▶ [Problem]:
Pick out every line with the word "swém" and copy it.
═════ Data lines ═════
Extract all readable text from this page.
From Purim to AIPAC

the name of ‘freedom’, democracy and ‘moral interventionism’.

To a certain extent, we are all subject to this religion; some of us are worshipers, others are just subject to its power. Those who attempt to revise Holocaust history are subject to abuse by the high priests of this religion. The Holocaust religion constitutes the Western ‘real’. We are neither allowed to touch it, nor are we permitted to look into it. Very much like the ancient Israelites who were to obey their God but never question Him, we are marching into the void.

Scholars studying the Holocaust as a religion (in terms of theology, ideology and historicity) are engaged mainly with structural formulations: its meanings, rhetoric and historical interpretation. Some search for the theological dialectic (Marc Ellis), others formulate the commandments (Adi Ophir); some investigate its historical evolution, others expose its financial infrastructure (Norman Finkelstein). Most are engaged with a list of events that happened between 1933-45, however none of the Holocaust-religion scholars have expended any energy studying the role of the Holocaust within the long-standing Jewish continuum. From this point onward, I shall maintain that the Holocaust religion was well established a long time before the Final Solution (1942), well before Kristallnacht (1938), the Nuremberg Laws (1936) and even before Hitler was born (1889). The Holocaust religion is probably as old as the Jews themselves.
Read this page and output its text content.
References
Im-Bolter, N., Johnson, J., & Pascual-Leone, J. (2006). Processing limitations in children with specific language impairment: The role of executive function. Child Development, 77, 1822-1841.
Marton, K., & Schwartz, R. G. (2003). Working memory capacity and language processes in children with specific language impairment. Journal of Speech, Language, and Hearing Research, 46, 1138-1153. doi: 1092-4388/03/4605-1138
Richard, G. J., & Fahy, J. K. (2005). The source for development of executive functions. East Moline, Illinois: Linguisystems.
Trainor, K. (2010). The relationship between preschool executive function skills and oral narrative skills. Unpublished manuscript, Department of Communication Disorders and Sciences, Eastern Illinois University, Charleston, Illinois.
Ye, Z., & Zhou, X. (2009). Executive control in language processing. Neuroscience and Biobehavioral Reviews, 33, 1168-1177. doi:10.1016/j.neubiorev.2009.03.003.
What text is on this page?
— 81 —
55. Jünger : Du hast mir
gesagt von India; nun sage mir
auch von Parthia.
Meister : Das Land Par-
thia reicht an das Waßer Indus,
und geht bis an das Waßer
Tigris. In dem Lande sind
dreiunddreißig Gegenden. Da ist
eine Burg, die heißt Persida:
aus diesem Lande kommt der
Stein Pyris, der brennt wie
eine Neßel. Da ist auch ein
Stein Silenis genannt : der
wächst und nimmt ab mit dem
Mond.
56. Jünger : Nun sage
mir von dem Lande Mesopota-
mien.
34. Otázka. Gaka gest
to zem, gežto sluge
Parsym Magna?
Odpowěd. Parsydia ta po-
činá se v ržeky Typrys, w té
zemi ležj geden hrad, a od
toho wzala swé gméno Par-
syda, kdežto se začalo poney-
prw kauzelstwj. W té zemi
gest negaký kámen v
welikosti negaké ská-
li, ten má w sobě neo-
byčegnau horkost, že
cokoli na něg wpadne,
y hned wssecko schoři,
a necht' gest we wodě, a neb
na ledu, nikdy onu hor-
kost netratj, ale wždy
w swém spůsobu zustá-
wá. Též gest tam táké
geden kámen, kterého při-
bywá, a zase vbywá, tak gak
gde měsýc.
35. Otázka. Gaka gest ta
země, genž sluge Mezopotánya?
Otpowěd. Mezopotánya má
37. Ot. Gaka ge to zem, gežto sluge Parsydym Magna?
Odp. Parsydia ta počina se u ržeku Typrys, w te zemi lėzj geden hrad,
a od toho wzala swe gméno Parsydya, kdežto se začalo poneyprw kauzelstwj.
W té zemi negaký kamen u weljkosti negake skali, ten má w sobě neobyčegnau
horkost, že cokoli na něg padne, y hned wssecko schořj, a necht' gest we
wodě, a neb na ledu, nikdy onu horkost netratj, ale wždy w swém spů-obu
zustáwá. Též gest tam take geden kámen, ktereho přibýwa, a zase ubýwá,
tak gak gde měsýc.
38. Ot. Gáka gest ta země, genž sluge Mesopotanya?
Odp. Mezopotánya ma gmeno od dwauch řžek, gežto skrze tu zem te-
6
═════
▶ [Answer for this exercise]:
w swém spůsobu zustá-
wodě, a neb na ledu, nikdy onu horkost netratj, ale wždy w swém spů-obu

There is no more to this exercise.